== Given data

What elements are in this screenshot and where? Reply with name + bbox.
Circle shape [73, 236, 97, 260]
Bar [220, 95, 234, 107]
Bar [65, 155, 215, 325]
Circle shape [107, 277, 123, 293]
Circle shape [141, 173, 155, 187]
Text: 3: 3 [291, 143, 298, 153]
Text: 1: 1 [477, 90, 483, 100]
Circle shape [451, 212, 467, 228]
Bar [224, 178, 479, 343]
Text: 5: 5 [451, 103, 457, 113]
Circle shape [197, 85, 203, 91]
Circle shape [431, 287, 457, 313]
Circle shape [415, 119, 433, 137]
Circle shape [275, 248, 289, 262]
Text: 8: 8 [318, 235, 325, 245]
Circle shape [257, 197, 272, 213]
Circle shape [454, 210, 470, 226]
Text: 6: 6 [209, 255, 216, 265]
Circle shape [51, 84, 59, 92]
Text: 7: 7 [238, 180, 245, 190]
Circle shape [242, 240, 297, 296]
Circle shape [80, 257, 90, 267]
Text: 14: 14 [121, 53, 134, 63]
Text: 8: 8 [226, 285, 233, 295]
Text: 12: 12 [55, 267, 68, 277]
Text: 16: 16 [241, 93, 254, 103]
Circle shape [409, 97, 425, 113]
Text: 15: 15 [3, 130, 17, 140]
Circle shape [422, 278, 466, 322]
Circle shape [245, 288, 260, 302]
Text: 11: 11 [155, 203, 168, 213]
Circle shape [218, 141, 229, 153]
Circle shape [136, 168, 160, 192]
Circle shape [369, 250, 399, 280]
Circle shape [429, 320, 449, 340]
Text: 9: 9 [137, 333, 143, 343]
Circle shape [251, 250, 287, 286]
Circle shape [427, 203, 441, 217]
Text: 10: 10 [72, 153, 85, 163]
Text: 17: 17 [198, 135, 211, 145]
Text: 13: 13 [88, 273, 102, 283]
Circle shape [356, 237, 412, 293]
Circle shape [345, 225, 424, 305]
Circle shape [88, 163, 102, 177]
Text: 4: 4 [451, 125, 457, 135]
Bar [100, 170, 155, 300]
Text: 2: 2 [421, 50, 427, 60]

====

# Stated task
Recast every line of the entries above as a Markdown table with the columns "Row" and "Line". Number the rows in order and leave out blank lines.

# The completed task
| Row | Line |
|---|---|
| 1 | What elements are in this screenshot and where? Reply with name + bbox. |
| 2 | Circle shape [73, 236, 97, 260] |
| 3 | Bar [220, 95, 234, 107] |
| 4 | Bar [65, 155, 215, 325] |
| 5 | Circle shape [107, 277, 123, 293] |
| 6 | Circle shape [141, 173, 155, 187] |
| 7 | Text: 3: 3 [291, 143, 298, 153] |
| 8 | Text: 1: 1 [477, 90, 483, 100] |
| 9 | Circle shape [451, 212, 467, 228] |
| 10 | Bar [224, 178, 479, 343] |
| 11 | Text: 5: 5 [451, 103, 457, 113] |
| 12 | Circle shape [197, 85, 203, 91] |
| 13 | Circle shape [431, 287, 457, 313] |
| 14 | Circle shape [415, 119, 433, 137] |
| 15 | Circle shape [275, 248, 289, 262] |
| 16 | Text: 8: 8 [318, 235, 325, 245] |
| 17 | Circle shape [257, 197, 272, 213] |
| 18 | Circle shape [454, 210, 470, 226] |
| 19 | Text: 6: 6 [209, 255, 216, 265] |
| 20 | Circle shape [51, 84, 59, 92] |
| 21 | Text: 7: 7 [238, 180, 245, 190] |
| 22 | Circle shape [242, 240, 297, 296] |
| 23 | Circle shape [80, 257, 90, 267] |
| 24 | Text: 14: 14 [121, 53, 134, 63] |
| 25 | Text: 8: 8 [226, 285, 233, 295] |
| 26 | Text: 12: 12 [55, 267, 68, 277] |
| 27 | Text: 16: 16 [241, 93, 254, 103] |
| 28 | Circle shape [409, 97, 425, 113] |
| 29 | Text: 15: 15 [3, 130, 17, 140] |
| 30 | Circle shape [422, 278, 466, 322] |
| 31 | Circle shape [245, 288, 260, 302] |
| 32 | Text: 11: 11 [155, 203, 168, 213] |
| 33 | Circle shape [218, 141, 229, 153] |
| 34 | Circle shape [136, 168, 160, 192] |
| 35 | Circle shape [369, 250, 399, 280] |
| 36 | Circle shape [429, 320, 449, 340] |
| 37 | Text: 9: 9 [137, 333, 143, 343] |
| 38 | Circle shape [251, 250, 287, 286] |
| 39 | Circle shape [427, 203, 441, 217] |
| 40 | Text: 10: 10 [72, 153, 85, 163] |
| 41 | Text: 17: 17 [198, 135, 211, 145] |
| 42 | Text: 13: 13 [88, 273, 102, 283] |
| 43 | Circle shape [356, 237, 412, 293] |
| 44 | Circle shape [345, 225, 424, 305] |
| 45 | Circle shape [88, 163, 102, 177] |
| 46 | Text: 4: 4 [451, 125, 457, 135] |
| 47 | Bar [100, 170, 155, 300] |
| 48 | Text: 2: 2 [421, 50, 427, 60] |